*Exercise task*
In the entries below, find every line holding the string "التجارية" and collect it.

*Material*
--------------------------------------------------

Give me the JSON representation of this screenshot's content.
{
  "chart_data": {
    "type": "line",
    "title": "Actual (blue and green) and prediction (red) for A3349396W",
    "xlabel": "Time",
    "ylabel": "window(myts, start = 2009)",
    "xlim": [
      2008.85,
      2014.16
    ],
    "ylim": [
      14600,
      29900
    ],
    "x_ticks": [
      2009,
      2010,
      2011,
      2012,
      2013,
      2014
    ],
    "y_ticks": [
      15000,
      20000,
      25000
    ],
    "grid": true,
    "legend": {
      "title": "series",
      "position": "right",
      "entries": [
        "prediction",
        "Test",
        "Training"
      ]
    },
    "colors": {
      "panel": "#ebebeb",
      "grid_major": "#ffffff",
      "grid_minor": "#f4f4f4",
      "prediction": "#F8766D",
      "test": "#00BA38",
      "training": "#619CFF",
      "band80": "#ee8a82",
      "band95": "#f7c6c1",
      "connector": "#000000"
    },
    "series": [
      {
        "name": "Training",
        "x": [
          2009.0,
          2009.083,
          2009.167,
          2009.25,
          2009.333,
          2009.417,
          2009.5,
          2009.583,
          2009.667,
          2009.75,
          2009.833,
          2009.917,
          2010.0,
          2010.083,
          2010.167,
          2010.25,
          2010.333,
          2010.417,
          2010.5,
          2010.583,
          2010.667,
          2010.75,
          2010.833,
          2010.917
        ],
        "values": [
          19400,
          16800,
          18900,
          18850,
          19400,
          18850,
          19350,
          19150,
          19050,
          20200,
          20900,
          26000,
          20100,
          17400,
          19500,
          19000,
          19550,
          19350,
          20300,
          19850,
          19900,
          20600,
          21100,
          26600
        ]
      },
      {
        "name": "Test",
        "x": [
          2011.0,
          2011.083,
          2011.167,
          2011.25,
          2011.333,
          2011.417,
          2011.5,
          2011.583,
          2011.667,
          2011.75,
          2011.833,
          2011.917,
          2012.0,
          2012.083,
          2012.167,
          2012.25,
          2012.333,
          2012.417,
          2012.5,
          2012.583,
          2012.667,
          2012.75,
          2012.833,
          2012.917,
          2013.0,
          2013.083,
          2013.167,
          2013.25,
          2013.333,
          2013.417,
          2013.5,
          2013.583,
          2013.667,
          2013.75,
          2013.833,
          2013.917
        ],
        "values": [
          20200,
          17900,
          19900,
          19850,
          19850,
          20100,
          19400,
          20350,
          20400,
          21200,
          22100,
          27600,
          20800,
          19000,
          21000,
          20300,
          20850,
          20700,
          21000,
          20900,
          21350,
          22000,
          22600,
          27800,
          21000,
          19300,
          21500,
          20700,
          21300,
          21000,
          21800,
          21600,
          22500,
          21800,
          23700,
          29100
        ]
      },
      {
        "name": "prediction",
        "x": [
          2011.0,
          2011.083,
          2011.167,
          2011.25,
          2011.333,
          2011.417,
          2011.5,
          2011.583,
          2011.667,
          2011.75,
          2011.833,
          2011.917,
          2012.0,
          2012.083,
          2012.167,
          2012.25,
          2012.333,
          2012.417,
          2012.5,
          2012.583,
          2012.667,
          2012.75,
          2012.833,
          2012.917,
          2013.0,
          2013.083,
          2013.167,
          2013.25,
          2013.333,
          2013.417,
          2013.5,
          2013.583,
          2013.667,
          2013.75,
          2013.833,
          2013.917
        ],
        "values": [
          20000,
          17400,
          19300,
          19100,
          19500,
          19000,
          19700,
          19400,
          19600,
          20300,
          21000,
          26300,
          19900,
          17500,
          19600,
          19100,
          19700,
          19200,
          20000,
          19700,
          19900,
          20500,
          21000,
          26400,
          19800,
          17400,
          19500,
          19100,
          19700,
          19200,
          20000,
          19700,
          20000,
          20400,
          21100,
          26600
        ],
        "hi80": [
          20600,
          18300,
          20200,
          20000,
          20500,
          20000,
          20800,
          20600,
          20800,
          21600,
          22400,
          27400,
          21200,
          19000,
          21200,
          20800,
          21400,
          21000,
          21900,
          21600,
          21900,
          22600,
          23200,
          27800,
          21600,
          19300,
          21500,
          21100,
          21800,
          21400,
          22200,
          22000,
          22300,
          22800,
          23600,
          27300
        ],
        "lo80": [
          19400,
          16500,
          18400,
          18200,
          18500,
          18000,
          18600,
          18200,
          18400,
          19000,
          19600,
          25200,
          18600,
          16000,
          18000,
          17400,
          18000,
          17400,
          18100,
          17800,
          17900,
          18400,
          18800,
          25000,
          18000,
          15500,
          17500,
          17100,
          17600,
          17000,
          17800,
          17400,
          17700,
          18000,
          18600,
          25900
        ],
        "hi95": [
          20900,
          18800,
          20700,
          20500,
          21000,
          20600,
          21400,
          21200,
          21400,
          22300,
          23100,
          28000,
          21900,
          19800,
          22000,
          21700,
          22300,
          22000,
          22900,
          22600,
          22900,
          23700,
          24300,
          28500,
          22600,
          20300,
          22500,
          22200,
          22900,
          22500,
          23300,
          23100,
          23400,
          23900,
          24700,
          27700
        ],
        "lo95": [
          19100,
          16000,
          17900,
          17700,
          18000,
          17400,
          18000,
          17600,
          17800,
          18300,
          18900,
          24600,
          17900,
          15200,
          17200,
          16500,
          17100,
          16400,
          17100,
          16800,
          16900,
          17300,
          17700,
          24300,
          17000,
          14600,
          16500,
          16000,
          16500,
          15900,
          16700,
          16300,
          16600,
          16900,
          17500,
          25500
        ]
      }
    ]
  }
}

--------------------------------------------------

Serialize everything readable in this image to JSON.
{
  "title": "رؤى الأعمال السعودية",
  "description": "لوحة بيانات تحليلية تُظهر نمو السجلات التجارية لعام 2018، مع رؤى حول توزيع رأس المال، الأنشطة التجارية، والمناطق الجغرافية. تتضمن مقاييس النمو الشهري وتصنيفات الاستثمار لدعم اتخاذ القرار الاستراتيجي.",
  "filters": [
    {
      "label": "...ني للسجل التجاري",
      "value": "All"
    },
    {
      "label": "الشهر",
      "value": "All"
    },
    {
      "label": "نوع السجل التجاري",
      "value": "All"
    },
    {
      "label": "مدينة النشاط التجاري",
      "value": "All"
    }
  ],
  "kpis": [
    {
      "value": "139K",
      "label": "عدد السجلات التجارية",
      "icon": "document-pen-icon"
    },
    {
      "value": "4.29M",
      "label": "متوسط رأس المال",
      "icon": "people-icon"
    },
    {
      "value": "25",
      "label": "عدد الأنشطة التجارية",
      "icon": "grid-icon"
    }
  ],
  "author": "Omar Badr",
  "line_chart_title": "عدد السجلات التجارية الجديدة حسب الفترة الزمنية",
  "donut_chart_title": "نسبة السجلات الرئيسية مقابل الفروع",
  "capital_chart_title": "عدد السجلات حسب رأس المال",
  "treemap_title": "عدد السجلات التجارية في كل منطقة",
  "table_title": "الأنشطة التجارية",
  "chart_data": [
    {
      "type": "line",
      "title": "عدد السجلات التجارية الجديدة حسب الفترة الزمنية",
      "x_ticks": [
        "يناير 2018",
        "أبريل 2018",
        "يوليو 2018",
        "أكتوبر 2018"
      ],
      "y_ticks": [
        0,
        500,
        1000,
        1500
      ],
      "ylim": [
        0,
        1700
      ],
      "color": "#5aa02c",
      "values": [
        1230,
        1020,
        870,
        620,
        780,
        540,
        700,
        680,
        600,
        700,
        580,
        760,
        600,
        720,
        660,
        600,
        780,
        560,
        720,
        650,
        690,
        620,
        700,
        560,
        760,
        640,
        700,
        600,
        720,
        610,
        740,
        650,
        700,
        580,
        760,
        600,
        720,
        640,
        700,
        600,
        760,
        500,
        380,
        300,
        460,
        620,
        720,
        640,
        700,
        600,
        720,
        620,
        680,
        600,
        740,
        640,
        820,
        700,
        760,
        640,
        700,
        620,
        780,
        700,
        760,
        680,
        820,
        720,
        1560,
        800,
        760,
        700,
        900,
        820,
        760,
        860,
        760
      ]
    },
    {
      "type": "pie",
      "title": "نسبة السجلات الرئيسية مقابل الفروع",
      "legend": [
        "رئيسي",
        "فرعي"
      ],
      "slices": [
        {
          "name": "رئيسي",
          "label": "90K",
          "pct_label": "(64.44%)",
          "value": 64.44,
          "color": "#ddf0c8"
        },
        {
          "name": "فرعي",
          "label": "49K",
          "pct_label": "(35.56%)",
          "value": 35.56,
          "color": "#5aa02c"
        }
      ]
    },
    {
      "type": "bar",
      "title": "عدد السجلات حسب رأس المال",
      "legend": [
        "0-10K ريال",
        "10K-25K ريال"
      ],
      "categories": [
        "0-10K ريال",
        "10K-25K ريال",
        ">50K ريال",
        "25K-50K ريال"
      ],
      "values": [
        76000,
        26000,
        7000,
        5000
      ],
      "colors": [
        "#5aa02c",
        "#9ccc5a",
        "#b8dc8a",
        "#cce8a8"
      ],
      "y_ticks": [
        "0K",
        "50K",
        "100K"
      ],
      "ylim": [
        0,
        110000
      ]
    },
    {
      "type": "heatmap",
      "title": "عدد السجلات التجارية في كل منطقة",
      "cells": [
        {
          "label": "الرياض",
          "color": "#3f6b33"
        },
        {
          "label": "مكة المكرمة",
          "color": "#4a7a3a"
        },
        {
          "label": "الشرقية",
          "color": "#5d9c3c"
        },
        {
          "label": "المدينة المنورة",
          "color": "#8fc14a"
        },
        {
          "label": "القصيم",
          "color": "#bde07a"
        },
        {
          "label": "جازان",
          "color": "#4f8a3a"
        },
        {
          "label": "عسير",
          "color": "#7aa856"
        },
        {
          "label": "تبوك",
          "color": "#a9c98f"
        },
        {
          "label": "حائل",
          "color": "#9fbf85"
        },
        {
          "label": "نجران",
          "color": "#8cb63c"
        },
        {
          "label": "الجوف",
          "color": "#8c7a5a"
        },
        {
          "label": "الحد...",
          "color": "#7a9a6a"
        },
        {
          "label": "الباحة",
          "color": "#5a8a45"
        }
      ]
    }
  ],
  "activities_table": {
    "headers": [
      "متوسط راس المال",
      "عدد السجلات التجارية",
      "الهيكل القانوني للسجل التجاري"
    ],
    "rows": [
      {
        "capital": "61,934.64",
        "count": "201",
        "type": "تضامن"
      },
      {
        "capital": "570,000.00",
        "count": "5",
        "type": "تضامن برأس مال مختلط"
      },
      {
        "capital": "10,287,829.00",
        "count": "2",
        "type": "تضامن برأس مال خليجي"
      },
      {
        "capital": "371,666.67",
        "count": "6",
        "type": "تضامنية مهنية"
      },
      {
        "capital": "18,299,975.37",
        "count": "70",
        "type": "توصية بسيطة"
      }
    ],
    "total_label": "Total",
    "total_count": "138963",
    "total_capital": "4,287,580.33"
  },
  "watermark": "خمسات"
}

--------------------------------------------------

*Correct result*
  "description": "لوحة بيانات تحليلية تُظهر نمو السجلات التجارية لعام 2018، مع رؤى حول توزيع رأس المال، الأنشطة التجارية، والمناطق الجغرافية. تتضمن مقاييس النمو الشهري وتصنيفات الاستثمار لدعم اتخاذ القرار الاستراتيجي.",
      "label": "عدد السجلات التجارية",
      "label": "عدد الأنشطة التجارية",
  "line_chart_title": "عدد السجلات التجارية الجديدة حسب الفترة الزمنية",
  "treemap_title": "عدد السجلات التجارية في كل منطقة",
  "table_title": "الأنشطة التجارية",
      "title": "عدد السجلات التجارية الجديدة حسب الفترة الزمنية",
      "title": "عدد السجلات التجارية في كل منطقة",
      "عدد السجلات التجارية",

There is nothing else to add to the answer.